(Task to complete) Take every line where the string "перышки" appears and copy it.

(Some records)
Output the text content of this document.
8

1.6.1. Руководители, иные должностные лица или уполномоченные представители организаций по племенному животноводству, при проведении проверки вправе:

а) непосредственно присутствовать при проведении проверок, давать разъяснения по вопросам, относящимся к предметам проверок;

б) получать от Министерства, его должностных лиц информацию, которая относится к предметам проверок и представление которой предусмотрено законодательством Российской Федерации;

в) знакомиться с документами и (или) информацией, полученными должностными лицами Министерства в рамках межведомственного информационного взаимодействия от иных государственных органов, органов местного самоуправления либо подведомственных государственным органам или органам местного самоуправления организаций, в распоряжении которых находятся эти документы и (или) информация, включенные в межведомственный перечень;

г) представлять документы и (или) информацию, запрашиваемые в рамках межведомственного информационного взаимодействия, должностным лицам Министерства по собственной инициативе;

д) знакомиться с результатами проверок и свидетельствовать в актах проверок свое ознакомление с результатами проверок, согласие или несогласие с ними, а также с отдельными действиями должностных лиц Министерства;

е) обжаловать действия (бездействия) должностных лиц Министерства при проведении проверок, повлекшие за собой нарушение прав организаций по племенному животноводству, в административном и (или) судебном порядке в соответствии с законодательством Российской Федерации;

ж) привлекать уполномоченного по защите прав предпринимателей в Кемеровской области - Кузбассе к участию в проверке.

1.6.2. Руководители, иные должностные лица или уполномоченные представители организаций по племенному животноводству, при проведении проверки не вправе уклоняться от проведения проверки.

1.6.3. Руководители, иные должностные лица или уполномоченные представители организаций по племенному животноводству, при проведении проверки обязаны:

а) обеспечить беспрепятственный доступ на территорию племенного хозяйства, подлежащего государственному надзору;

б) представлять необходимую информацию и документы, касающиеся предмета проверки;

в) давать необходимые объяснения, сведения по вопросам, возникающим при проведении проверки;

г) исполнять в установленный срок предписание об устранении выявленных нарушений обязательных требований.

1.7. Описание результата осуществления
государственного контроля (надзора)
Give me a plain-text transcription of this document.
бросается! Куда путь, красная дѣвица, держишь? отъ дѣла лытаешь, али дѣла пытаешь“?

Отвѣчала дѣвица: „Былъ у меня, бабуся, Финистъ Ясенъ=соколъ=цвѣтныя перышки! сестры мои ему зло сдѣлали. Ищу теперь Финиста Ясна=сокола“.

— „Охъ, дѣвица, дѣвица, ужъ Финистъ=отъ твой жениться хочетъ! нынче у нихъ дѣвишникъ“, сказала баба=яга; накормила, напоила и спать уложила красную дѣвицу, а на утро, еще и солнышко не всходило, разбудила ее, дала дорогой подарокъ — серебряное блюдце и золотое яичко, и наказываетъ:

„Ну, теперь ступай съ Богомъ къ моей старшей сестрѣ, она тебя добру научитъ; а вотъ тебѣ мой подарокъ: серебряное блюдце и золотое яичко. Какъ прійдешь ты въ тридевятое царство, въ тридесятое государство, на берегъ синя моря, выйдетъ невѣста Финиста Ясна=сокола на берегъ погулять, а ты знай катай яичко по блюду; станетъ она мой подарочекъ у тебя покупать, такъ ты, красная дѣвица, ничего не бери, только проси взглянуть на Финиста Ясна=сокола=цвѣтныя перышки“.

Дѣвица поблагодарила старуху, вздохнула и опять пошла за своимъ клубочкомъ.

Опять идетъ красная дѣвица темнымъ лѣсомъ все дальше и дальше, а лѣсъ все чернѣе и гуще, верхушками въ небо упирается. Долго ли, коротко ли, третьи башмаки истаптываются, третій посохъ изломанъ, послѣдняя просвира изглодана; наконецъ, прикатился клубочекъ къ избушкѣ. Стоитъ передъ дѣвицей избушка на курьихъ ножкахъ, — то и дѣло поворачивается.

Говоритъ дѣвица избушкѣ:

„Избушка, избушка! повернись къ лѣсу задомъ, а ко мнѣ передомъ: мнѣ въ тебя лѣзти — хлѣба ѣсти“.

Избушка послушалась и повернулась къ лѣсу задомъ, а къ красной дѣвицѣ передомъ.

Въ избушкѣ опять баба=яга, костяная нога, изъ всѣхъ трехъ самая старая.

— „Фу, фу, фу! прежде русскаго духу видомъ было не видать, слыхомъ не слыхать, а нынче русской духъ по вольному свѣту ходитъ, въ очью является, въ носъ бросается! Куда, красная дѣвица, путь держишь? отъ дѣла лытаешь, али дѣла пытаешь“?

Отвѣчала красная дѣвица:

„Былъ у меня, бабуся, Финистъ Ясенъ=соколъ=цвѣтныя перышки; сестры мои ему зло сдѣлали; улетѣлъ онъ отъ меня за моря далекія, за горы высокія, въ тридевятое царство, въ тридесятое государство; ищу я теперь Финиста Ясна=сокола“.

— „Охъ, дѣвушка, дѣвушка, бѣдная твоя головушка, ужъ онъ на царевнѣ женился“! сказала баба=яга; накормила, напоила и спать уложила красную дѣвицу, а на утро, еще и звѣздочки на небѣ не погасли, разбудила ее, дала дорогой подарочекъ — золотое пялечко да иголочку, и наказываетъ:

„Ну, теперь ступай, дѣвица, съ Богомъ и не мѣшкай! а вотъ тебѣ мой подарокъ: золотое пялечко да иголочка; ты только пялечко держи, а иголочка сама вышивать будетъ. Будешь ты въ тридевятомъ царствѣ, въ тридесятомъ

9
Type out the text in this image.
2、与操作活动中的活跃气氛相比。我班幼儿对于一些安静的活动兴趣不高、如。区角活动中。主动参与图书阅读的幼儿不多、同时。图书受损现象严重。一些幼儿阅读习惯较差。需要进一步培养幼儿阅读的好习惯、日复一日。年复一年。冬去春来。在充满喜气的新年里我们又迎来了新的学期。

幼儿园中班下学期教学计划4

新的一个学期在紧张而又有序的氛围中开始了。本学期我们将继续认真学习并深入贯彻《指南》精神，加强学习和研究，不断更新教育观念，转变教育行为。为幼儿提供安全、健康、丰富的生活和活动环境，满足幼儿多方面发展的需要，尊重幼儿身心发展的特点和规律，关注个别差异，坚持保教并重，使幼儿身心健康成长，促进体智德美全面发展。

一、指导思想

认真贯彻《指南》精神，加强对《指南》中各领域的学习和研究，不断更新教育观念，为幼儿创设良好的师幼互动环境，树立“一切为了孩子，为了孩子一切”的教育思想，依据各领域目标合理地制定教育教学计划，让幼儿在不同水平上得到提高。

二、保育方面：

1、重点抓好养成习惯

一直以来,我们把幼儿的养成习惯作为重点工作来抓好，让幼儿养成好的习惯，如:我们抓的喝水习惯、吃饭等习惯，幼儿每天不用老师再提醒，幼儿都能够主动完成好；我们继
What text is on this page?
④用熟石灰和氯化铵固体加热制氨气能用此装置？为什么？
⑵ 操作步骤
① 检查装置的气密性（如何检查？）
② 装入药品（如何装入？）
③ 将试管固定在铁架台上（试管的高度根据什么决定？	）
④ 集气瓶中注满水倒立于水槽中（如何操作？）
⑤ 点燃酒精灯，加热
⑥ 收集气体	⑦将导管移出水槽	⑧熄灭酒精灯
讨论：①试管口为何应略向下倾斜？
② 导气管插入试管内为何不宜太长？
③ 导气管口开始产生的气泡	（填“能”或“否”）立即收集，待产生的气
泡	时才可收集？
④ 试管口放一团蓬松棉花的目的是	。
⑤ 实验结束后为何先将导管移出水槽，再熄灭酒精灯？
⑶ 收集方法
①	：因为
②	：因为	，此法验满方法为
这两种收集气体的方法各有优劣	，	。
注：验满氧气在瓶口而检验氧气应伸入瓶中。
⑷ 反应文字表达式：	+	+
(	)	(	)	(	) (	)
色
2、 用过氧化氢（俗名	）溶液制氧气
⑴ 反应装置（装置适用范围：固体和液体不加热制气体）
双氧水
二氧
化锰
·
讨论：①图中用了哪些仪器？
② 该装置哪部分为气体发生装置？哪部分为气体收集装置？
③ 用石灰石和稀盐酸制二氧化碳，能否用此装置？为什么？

(Final result)
Отвѣчала дѣвица: „Былъ у меня, бабуся, Финистъ Ясенъ=соколъ=цвѣтныя перышки! сестры мои ему зло сдѣлали. Ищу теперь Финиста Ясна=сокола“.
„Ну, теперь ступай съ Богомъ къ моей старшей сестрѣ, она тебя добру научитъ; а вотъ тебѣ мой подарокъ: серебряное блюдце и золотое яичко. Какъ прійдешь ты въ тридевятое царство, въ тридесятое государство, на берегъ синя моря, выйдетъ невѣста Финиста Ясна=сокола на берегъ погулять, а ты знай катай яичко по блюду; станетъ она мой подарочекъ у тебя покупать, такъ ты, красная дѣвица, ничего не бери, только проси взглянуть на Финиста Ясна=сокола=цвѣтныя перышки“.
„Былъ у меня, бабуся, Финистъ Ясенъ=соколъ=цвѣтныя перышки; сестры мои ему зло сдѣлали; улетѣлъ онъ отъ меня за моря далекія, за горы высокія, въ тридевятое царство, въ тридесятое государство; ищу я теперь Финиста Ясна=сокола“.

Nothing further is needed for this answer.